Every line below is to be quoted exactly, with nothing added or dropped.

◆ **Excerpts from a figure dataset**
.....
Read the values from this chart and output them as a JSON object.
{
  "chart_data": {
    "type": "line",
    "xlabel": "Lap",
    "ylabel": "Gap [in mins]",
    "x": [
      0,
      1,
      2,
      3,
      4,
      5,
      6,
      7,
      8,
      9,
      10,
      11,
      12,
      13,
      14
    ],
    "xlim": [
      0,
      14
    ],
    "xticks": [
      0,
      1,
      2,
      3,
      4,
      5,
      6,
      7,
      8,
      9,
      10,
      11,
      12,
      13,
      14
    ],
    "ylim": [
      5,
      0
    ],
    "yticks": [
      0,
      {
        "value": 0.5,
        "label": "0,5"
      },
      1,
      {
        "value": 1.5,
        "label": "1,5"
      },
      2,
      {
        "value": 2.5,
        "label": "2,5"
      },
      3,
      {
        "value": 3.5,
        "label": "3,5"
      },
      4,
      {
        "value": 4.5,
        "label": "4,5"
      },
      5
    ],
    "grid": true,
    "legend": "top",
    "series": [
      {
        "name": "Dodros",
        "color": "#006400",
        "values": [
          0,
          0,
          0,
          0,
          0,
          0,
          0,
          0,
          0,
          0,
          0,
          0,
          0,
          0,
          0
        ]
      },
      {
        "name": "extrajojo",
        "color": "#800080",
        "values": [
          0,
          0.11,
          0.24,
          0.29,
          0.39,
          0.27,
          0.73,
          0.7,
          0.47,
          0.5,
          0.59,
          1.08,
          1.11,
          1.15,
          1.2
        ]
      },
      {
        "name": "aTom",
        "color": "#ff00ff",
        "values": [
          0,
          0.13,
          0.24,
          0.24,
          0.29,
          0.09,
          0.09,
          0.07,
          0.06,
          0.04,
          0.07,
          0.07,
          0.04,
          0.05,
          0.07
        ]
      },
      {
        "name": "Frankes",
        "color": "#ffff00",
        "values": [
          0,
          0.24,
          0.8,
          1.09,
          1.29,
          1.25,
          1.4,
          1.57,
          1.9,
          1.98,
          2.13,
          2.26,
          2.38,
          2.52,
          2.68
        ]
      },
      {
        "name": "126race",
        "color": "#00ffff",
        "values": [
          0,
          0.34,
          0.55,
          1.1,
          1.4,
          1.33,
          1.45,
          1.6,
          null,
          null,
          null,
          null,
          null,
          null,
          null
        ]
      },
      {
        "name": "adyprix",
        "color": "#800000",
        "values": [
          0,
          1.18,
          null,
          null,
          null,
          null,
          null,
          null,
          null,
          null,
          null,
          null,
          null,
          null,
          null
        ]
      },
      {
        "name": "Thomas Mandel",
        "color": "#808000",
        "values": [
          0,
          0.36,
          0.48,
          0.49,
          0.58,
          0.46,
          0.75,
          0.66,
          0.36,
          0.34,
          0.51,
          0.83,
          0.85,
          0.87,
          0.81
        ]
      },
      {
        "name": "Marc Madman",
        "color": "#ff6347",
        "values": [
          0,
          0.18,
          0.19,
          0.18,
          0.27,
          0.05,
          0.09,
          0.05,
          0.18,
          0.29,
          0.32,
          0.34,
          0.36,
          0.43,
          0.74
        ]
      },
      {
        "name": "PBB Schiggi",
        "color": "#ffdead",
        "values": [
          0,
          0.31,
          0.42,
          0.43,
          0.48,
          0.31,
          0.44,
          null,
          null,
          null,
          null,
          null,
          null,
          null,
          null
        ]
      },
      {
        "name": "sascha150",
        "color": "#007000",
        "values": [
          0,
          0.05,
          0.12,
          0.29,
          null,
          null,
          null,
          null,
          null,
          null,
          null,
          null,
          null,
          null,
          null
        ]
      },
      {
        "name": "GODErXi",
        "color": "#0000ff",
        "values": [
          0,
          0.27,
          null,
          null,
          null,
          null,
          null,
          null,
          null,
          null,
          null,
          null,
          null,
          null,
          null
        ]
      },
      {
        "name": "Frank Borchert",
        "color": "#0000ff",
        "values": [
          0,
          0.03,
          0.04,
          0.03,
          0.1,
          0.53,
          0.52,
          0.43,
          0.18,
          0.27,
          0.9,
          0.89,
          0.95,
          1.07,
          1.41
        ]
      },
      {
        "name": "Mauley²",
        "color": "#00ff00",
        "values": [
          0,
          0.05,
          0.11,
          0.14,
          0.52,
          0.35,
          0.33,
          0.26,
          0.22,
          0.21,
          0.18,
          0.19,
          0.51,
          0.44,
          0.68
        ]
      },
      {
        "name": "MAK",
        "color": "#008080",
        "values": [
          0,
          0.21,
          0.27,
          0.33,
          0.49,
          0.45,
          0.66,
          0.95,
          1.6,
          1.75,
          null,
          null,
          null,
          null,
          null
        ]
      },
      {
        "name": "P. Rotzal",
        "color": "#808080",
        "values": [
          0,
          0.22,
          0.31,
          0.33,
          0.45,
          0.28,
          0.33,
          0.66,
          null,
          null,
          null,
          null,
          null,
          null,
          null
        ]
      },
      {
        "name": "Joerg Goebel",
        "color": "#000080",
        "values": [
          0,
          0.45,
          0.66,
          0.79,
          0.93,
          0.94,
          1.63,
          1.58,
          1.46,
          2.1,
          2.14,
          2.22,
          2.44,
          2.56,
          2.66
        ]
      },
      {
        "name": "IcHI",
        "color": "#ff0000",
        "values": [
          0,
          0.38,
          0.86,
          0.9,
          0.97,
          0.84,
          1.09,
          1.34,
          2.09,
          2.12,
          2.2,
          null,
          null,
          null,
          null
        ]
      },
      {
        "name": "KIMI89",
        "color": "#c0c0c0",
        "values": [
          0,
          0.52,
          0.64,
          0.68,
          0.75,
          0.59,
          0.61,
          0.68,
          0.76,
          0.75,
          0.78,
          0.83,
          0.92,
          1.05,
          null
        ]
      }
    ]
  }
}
.....
◆ **WRITTEN SOLUTION**
Read the values from this chart and output them as a JSON object.
{
  "chart_data": {
    "type": "line",
    "xlabel": "Lap",
    "ylabel": "Gap [in mins]",
    "x": [
      0,
      1,
      2,
      3,
      4,
      5,
      6,
      7,
      8,
      9,
      10,
      11,
      12,
      13,
      14
    ],
    "xlim": [
      0,
      14
    ],
    "xticks": [
      0,
      1,
      2,
      3,
      4,
      5,
      6,
      7,
      8,
      9,
      10,
      11,
      12,
      13,
      14
    ],
    "ylim": [
      5,
      0
    ],
    "yticks": [
      0,
      {
        "value": 0.5,
        "label": "0,5"
      },
      1,
      {
        "value": 1.5,
        "label": "1,5"
      },
      2,
      {
        "value": 2.5,
        "label": "2,5"
      },
      3,
      {
        "value": 3.5,
        "label": "3,5"
      },
      4,
      {
        "value": 4.5,
        "label": "4,5"
      },
      5
    ],
    "grid": true,
    "legend": "top",
    "series": [
      {
        "name": "Dodros",
        "color": "#006400",
        "values": [
          0,
          0,
          0,
          0,
          0,
          0,
          0,
          0,
          0,
          0,
          0,
          0,
          0,
          0,
          0
        ]
      },
      {
        "name": "extrajojo",
        "color": "#800080",
        "values": [
          0,
          0.11,
          0.24,
          0.29,
          0.39,
          0.27,
          0.73,
          0.7,
          0.47,
          0.5,
          0.59,
          1.08,
          1.11,
          1.15,
          1.2
        ]
      },
      {
        "name": "aTom",
        "color": "#ff00ff",
        "values": [
          0,
          0.13,
          0.24,
          0.24,
          0.29,
          0.09,
          0.09,
          0.07,
          0.06,
          0.04,
          0.07,
          0.07,
          0.04,
          0.05,
          0.07
        ]
      },
      {
        "name": "Frankes",
        "color": "#ffff00",
        "values": [
          0,
          0.24,
          0.8,
          1.09,
          1.29,
          1.25,
          1.4,
          1.57,
          1.9,
          1.98,
          2.13,
          2.26,
          2.38,
          2.52,
          2.68
        ]
      },
      {
        "name": "126race",
        "color": "#00ffff",
        "values": [
          0,
          0.34,
          0.55,
          1.1,
          1.4,
          1.33,
          1.45,
          1.6,
          null,
          null,
          null,
          null,
          null,
          null,
          null
        ]
      },
      {
        "name": "adyprix",
        "color": "#800000",
        "values": [
          0,
          1.18,
          null,
          null,
          null,
          null,
          null,
          null,
          null,
          null,
          null,
          null,
          null,
          null,
          null
        ]
      },
      {
        "name": "Thomas Mandel",
        "color": "#808000",
        "values": [
          0,
          0.36,
          0.48,
          0.49,
          0.58,
          0.46,
          0.75,
          0.66,
          0.36,
          0.34,
          0.51,
          0.83,
          0.85,
          0.87,
          0.81
        ]
      },
      {
        "name": "Marc Madman",
        "color": "#ff6347",
        "values": [
          0,
          0.18,
          0.19,
          0.18,
          0.27,
          0.05,
          0.09,
          0.05,
          0.18,
          0.29,
          0.32,
          0.34,
          0.36,
          0.43,
          0.74
        ]
      },
      {
        "name": "PBB Schiggi",
        "color": "#ffdead",
        "values": [
          0,
          0.31,
          0.42,
          0.43,
          0.48,
          0.31,
          0.44,
          null,
          null,
          null,
          null,
          null,
          null,
          null,
          null
        ]
      },
      {
        "name": "sascha150",
        "color": "#007000",
        "values": [
          0,
          0.05,
          0.12,
          0.29,
          null,
          null,
          null,
          null,
          null,
          null,
          null,
          null,
          null,
          null,
          null
        ]
      },
      {
        "name": "GODErXi",
        "color": "#0000ff",
        "values": [
          0,
          0.27,
          null,
          null,
          null,
          null,
          null,
          null,
          null,
          null,
          null,
          null,
          null,
          null,
          null
        ]
      },
      {
        "name": "Frank Borchert",
        "color": "#0000ff",
        "values": [
          0,
          0.03,
          0.04,
          0.03,
          0.1,
          0.53,
          0.52,
          0.43,
          0.18,
          0.27,
          0.9,
          0.89,
          0.95,
          1.07,
          1.41
        ]
      },
      {
        "name": "Mauley²",
        "color": "#00ff00",
        "values": [
          0,
          0.05,
          0.11,
          0.14,
          0.52,
          0.35,
          0.33,
          0.26,
          0.22,
          0.21,
          0.18,
          0.19,
          0.51,
          0.44,
          0.68
        ]
      },
      {
        "name": "MAK",
        "color": "#008080",
        "values": [
          0,
          0.21,
          0.27,
          0.33,
          0.49,
          0.45,
          0.66,
          0.95,
          1.6,
          1.75,
          null,
          null,
          null,
          null,
          null
        ]
      },
      {
        "name": "P. Rotzal",
        "color": "#808080",
        "values": [
          0,
          0.22,
          0.31,
          0.33,
          0.45,
          0.28,
          0.33,
          0.66,
          null,
          null,
          null,
          null,
          null,
          null,
          null
        ]
      },
      {
        "name": "Joerg Goebel",
        "color": "#000080",
        "values": [
          0,
          0.45,
          0.66,
          0.79,
          0.93,
          0.94,
          1.63,
          1.58,
          1.46,
          2.1,
          2.14,
          2.22,
          2.44,
          2.56,
          2.66
        ]
      },
      {
        "name": "IcHI",
        "color": "#ff0000",
        "values": [
          0,
          0.38,
          0.86,
          0.9,
          0.97,
          0.84,
          1.09,
          1.34,
          2.09,
          2.12,
          2.2,
          null,
          null,
          null,
          null
        ]
      },
      {
        "name": "KIMI89",
        "color": "#c0c0c0",
        "values": [
          0,
          0.52,
          0.64,
          0.68,
          0.75,
          0.59,
          0.61,
          0.68,
          0.76,
          0.75,
          0.78,
          0.83,
          0.92,
          1.05,
          null
        ]
      }
    ]
  }
}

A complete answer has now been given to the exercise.